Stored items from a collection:
[START]
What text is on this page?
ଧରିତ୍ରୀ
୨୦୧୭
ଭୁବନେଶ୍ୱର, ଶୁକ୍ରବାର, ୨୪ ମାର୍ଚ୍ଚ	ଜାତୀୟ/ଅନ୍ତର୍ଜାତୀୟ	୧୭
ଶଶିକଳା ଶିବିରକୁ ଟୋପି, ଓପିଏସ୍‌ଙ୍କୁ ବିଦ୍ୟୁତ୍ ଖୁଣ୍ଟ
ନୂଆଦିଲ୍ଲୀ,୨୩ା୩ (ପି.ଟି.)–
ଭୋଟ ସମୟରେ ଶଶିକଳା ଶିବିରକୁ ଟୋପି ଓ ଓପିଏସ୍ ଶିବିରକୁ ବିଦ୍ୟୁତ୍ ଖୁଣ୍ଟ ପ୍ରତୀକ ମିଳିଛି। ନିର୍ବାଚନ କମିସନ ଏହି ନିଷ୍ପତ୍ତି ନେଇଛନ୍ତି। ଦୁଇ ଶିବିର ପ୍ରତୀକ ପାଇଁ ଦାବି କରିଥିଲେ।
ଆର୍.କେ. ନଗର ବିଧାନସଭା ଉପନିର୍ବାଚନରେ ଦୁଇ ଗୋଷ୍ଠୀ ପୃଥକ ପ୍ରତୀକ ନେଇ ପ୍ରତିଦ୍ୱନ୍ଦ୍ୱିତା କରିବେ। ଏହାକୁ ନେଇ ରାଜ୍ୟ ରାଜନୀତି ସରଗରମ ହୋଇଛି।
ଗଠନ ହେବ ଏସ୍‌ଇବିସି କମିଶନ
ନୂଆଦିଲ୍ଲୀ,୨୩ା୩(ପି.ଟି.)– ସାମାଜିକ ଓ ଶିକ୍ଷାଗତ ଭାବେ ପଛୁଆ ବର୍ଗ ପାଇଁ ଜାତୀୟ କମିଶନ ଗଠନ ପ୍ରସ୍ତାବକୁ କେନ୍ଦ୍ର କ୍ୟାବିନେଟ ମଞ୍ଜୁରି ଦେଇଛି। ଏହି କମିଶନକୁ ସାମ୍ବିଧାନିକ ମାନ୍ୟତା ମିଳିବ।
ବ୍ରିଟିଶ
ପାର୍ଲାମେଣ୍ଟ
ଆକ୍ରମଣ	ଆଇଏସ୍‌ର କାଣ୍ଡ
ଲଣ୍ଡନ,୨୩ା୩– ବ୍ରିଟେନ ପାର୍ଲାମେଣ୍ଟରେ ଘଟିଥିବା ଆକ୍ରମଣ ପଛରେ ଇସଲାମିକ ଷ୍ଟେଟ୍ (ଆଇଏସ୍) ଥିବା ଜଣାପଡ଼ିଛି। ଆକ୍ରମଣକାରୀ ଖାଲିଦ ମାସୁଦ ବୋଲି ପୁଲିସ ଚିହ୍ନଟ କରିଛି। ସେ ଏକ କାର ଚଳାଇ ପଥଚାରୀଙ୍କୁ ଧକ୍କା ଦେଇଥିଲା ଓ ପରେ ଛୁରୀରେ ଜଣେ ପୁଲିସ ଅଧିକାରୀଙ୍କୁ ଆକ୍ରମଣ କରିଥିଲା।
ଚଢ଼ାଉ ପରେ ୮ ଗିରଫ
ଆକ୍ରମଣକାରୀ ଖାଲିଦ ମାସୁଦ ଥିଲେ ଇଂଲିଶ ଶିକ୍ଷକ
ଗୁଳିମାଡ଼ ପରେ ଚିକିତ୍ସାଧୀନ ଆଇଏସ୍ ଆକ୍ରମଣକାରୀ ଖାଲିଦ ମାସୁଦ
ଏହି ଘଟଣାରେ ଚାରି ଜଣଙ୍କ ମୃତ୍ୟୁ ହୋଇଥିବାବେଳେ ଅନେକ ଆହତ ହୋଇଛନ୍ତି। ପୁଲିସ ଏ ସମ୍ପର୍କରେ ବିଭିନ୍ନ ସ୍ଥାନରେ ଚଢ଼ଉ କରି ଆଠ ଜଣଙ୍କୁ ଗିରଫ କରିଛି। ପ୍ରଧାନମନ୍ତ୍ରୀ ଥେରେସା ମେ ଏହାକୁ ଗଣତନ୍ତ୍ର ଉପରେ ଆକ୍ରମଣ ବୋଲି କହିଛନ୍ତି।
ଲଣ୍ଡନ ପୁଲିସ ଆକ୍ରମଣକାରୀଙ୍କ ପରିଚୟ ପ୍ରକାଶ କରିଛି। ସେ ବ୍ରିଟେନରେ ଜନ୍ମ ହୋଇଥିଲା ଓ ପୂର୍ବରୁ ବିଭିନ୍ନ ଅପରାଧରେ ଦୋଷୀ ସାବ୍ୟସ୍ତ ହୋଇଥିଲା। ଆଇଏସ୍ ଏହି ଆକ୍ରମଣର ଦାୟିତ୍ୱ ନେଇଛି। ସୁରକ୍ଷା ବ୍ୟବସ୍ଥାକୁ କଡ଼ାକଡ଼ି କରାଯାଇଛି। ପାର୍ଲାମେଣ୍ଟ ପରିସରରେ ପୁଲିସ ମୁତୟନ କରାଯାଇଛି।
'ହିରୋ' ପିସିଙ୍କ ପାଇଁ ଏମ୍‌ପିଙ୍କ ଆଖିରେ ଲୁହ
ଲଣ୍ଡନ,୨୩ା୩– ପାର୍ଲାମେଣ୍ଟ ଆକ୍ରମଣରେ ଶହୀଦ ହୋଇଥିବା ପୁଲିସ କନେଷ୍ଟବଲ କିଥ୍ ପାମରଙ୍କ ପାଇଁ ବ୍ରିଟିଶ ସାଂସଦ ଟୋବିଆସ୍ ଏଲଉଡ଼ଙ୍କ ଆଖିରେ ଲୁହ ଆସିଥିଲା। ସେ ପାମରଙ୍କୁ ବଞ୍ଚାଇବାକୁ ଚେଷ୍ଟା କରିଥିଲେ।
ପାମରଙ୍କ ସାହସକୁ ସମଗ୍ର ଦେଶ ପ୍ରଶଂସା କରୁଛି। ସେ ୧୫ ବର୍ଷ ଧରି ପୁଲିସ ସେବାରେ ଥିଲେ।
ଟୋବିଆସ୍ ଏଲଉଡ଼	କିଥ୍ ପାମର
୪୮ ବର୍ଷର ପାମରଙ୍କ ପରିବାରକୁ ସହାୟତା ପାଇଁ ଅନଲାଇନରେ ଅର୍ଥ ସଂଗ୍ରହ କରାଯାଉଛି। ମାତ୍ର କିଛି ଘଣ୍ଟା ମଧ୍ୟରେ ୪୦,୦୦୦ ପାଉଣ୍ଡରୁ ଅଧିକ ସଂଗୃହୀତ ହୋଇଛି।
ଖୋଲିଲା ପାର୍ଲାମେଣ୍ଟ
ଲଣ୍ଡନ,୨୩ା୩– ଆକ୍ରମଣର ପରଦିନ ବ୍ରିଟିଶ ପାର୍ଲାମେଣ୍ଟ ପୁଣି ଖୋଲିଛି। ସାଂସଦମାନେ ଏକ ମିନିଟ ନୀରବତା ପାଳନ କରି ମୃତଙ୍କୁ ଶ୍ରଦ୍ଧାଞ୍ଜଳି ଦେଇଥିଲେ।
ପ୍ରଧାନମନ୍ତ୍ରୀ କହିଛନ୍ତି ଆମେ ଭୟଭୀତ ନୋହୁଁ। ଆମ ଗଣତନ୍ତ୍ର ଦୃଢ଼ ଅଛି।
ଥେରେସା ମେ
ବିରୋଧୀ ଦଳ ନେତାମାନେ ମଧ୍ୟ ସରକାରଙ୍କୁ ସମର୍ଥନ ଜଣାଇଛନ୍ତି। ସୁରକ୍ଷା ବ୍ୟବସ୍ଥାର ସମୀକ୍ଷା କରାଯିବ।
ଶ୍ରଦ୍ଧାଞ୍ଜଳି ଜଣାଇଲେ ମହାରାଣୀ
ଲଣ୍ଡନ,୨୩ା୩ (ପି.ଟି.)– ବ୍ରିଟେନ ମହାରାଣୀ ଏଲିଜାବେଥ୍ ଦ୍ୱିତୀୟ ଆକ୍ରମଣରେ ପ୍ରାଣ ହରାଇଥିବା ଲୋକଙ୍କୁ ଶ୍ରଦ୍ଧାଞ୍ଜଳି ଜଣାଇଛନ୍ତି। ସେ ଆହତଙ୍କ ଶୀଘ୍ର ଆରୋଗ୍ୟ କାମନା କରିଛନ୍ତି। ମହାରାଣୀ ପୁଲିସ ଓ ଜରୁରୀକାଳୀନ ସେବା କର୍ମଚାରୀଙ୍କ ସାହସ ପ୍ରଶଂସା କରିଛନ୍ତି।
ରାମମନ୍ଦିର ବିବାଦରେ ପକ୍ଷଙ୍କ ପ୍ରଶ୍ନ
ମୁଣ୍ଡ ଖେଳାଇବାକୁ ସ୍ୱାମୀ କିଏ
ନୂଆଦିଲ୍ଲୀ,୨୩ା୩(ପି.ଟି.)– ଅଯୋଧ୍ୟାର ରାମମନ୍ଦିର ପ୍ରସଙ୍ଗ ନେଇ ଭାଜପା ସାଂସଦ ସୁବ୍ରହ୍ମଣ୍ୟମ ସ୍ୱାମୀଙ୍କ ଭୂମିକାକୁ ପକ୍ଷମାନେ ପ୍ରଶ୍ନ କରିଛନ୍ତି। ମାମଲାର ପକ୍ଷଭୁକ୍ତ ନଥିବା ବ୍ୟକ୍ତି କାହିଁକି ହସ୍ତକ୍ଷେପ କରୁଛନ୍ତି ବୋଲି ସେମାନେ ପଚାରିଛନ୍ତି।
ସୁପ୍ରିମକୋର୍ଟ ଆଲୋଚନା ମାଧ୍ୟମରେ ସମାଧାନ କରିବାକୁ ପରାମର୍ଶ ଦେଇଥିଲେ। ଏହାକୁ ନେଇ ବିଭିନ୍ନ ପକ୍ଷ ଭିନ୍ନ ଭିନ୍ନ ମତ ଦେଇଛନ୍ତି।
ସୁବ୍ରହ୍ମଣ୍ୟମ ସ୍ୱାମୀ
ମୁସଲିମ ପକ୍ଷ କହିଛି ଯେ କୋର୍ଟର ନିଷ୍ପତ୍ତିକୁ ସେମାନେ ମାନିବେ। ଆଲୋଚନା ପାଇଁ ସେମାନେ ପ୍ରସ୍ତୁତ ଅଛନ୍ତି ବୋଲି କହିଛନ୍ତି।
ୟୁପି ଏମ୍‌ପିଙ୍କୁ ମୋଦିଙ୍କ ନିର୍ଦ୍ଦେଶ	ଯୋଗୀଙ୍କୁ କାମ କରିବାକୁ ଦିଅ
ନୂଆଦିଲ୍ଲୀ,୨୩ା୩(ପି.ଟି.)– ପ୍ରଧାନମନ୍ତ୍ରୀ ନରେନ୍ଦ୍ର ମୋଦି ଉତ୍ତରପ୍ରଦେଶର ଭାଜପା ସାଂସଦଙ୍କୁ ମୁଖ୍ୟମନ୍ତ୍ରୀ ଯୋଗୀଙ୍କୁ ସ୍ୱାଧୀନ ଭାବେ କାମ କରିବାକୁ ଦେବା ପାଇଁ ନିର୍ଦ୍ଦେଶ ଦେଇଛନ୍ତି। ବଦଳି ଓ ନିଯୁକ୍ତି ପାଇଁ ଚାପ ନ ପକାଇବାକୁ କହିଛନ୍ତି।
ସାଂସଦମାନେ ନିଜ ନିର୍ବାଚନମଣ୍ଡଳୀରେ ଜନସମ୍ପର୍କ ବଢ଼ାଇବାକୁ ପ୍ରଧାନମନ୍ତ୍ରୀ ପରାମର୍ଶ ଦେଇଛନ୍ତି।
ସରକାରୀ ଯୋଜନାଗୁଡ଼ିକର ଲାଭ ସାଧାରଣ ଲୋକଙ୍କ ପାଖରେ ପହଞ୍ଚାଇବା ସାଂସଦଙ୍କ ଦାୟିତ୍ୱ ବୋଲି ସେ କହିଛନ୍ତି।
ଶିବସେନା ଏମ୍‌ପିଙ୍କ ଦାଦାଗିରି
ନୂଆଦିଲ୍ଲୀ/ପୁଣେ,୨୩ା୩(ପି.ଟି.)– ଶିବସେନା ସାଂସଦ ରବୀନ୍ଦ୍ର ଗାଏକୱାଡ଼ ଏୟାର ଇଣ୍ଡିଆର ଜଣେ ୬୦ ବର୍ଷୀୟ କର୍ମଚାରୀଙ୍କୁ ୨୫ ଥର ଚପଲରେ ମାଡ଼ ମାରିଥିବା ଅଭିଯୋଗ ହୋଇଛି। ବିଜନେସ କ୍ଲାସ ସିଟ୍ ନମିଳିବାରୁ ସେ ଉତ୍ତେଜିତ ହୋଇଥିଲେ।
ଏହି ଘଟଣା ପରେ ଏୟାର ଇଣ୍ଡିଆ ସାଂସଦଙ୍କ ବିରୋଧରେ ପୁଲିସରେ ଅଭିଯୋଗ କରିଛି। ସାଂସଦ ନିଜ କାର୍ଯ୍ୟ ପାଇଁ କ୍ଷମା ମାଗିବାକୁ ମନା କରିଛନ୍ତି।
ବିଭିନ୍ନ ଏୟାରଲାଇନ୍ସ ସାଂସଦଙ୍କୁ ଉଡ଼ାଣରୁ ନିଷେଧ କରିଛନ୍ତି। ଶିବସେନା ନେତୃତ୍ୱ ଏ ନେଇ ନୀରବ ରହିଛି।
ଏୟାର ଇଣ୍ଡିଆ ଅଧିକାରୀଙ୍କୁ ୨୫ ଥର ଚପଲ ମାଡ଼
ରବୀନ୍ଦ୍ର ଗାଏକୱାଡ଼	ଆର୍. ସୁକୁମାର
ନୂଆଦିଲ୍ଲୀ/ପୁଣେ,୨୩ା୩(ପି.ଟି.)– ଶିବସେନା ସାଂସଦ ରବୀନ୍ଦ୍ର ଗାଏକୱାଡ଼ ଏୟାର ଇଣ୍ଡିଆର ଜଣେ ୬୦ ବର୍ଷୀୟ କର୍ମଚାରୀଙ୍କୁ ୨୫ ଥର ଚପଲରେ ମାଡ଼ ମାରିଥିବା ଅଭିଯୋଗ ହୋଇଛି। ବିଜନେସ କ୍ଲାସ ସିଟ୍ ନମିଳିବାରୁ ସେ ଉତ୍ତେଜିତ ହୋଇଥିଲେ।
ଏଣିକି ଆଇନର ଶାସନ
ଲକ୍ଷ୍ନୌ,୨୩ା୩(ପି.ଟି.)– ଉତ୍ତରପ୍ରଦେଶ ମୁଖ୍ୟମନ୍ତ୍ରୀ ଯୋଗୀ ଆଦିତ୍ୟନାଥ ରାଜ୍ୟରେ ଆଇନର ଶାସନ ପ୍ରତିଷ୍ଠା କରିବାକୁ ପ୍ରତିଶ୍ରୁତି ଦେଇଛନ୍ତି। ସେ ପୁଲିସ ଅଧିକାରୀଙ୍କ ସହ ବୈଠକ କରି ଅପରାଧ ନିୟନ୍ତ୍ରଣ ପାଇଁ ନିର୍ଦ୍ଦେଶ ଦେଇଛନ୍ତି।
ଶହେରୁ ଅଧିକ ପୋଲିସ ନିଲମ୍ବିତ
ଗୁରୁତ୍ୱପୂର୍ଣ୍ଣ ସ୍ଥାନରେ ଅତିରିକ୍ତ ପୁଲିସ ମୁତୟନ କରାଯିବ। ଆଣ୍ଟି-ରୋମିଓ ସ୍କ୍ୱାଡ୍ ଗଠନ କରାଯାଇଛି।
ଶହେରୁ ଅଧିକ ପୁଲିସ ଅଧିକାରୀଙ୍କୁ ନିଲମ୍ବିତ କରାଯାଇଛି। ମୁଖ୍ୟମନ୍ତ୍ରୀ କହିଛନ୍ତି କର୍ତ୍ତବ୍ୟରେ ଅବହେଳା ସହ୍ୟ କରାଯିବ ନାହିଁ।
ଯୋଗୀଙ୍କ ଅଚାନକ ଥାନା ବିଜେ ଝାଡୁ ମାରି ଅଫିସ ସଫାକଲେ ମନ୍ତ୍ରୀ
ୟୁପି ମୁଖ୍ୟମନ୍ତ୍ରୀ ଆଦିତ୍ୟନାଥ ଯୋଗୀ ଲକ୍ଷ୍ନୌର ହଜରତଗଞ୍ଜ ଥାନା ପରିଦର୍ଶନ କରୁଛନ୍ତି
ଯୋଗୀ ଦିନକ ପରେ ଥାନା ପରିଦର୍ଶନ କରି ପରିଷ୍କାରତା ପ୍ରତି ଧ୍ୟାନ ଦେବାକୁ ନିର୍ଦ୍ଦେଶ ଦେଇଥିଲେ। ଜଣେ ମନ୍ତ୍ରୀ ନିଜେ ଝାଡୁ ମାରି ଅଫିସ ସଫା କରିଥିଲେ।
[END]
Exercise instructions: Report how many lines of the listing above include the word "ଆଇନର". Say nothing but the number.

Exercise response: 2